* _Problem_:
The records below must be retyped exactly.

* _Data supplied_:

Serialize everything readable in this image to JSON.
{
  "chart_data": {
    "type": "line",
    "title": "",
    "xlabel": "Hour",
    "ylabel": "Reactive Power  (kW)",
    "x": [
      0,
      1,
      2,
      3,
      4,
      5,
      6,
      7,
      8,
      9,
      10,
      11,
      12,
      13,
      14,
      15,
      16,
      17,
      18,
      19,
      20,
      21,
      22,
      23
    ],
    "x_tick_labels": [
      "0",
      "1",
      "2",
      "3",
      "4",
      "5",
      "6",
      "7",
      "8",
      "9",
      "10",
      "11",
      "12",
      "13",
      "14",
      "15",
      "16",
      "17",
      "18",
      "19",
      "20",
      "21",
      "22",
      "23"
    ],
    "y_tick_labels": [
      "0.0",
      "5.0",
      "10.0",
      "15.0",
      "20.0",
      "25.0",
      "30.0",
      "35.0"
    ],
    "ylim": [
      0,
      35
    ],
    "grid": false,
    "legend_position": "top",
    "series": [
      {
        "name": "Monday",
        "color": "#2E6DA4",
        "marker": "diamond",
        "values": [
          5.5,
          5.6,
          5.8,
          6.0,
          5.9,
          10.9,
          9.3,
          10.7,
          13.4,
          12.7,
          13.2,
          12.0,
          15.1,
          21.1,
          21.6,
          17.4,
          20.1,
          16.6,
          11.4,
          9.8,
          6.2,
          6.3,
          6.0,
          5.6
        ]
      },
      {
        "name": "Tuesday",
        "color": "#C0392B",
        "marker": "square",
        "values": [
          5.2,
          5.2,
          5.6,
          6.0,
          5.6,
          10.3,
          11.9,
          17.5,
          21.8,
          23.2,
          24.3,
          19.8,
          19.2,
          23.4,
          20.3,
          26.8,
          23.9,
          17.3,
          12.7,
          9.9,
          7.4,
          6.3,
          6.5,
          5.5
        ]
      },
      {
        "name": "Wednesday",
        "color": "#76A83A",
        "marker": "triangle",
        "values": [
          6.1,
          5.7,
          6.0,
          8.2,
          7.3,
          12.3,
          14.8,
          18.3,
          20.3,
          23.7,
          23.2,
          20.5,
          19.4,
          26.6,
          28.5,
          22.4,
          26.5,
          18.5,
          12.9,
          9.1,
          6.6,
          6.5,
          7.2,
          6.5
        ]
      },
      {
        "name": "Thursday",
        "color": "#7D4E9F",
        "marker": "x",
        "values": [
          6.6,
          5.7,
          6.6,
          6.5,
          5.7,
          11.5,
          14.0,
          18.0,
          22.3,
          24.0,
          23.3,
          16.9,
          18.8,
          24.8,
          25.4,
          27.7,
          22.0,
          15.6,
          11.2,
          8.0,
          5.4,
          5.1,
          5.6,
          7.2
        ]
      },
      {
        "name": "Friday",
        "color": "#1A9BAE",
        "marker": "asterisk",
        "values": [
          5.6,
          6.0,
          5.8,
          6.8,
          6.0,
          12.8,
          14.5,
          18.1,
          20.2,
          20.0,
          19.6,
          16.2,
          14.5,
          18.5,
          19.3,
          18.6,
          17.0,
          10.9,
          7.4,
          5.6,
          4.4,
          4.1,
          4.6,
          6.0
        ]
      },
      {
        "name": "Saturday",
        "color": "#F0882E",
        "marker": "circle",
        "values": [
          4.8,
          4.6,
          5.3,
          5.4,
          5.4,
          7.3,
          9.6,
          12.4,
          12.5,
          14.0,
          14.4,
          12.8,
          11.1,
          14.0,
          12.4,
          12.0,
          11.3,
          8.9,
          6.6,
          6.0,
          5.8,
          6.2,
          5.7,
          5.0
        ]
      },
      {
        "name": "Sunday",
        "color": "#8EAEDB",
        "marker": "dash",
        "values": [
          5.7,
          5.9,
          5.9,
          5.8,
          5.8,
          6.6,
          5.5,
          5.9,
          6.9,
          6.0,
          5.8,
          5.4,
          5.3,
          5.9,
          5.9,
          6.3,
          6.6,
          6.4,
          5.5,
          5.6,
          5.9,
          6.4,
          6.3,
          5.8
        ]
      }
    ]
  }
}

* _The reply_:
Serialize everything readable in this image to JSON.
{
  "chart_data": {
    "type": "line",
    "title": "",
    "xlabel": "Hour",
    "ylabel": "Reactive Power  (kW)",
    "x": [
      0,
      1,
      2,
      3,
      4,
      5,
      6,
      7,
      8,
      9,
      10,
      11,
      12,
      13,
      14,
      15,
      16,
      17,
      18,
      19,
      20,
      21,
      22,
      23
    ],
    "x_tick_labels": [
      "0",
      "1",
      "2",
      "3",
      "4",
      "5",
      "6",
      "7",
      "8",
      "9",
      "10",
      "11",
      "12",
      "13",
      "14",
      "15",
      "16",
      "17",
      "18",
      "19",
      "20",
      "21",
      "22",
      "23"
    ],
    "y_tick_labels": [
      "0.0",
      "5.0",
      "10.0",
      "15.0",
      "20.0",
      "25.0",
      "30.0",
      "35.0"
    ],
    "ylim": [
      0,
      35
    ],
    "grid": false,
    "legend_position": "top",
    "series": [
      {
        "name": "Monday",
        "color": "#2E6DA4",
        "marker": "diamond",
        "values": [
          5.5,
          5.6,
          5.8,
          6.0,
          5.9,
          10.9,
          9.3,
          10.7,
          13.4,
          12.7,
          13.2,
          12.0,
          15.1,
          21.1,
          21.6,
          17.4,
          20.1,
          16.6,
          11.4,
          9.8,
          6.2,
          6.3,
          6.0,
          5.6
        ]
      },
      {
        "name": "Tuesday",
        "color": "#C0392B",
        "marker": "square",
        "values": [
          5.2,
          5.2,
          5.6,
          6.0,
          5.6,
          10.3,
          11.9,
          17.5,
          21.8,
          23.2,
          24.3,
          19.8,
          19.2,
          23.4,
          20.3,
          26.8,
          23.9,
          17.3,
          12.7,
          9.9,
          7.4,
          6.3,
          6.5,
          5.5
        ]
      },
      {
        "name": "Wednesday",
        "color": "#76A83A",
        "marker": "triangle",
        "values": [
          6.1,
          5.7,
          6.0,
          8.2,
          7.3,
          12.3,
          14.8,
          18.3,
          20.3,
          23.7,
          23.2,
          20.5,
          19.4,
          26.6,
          28.5,
          22.4,
          26.5,
          18.5,
          12.9,
          9.1,
          6.6,
          6.5,
          7.2,
          6.5
        ]
      },
      {
        "name": "Thursday",
        "color": "#7D4E9F",
        "marker": "x",
        "values": [
          6.6,
          5.7,
          6.6,
          6.5,
          5.7,
          11.5,
          14.0,
          18.0,
          22.3,
          24.0,
          23.3,
          16.9,
          18.8,
          24.8,
          25.4,
          27.7,
          22.0,
          15.6,
          11.2,
          8.0,
          5.4,
          5.1,
          5.6,
          7.2
        ]
      },
      {
        "name": "Friday",
        "color": "#1A9BAE",
        "marker": "asterisk",
        "values": [
          5.6,
          6.0,
          5.8,
          6.8,
          6.0,
          12.8,
          14.5,
          18.1,
          20.2,
          20.0,
          19.6,
          16.2,
          14.5,
          18.5,
          19.3,
          18.6,
          17.0,
          10.9,
          7.4,
          5.6,
          4.4,
          4.1,
          4.6,
          6.0
        ]
      },
      {
        "name": "Saturday",
        "color": "#F0882E",
        "marker": "circle",
        "values": [
          4.8,
          4.6,
          5.3,
          5.4,
          5.4,
          7.3,
          9.6,
          12.4,
          12.5,
          14.0,
          14.4,
          12.8,
          11.1,
          14.0,
          12.4,
          12.0,
          11.3,
          8.9,
          6.6,
          6.0,
          5.8,
          6.2,
          5.7,
          5.0
        ]
      },
      {
        "name": "Sunday",
        "color": "#8EAEDB",
        "marker": "dash",
        "values": [
          5.7,
          5.9,
          5.9,
          5.8,
          5.8,
          6.6,
          5.5,
          5.9,
          6.9,
          6.0,
          5.8,
          5.4,
          5.3,
          5.9,
          5.9,
          6.3,
          6.6,
          6.4,
          5.5,
          5.6,
          5.9,
          6.4,
          6.3,
          5.8
        ]
      }
    ]
  }
}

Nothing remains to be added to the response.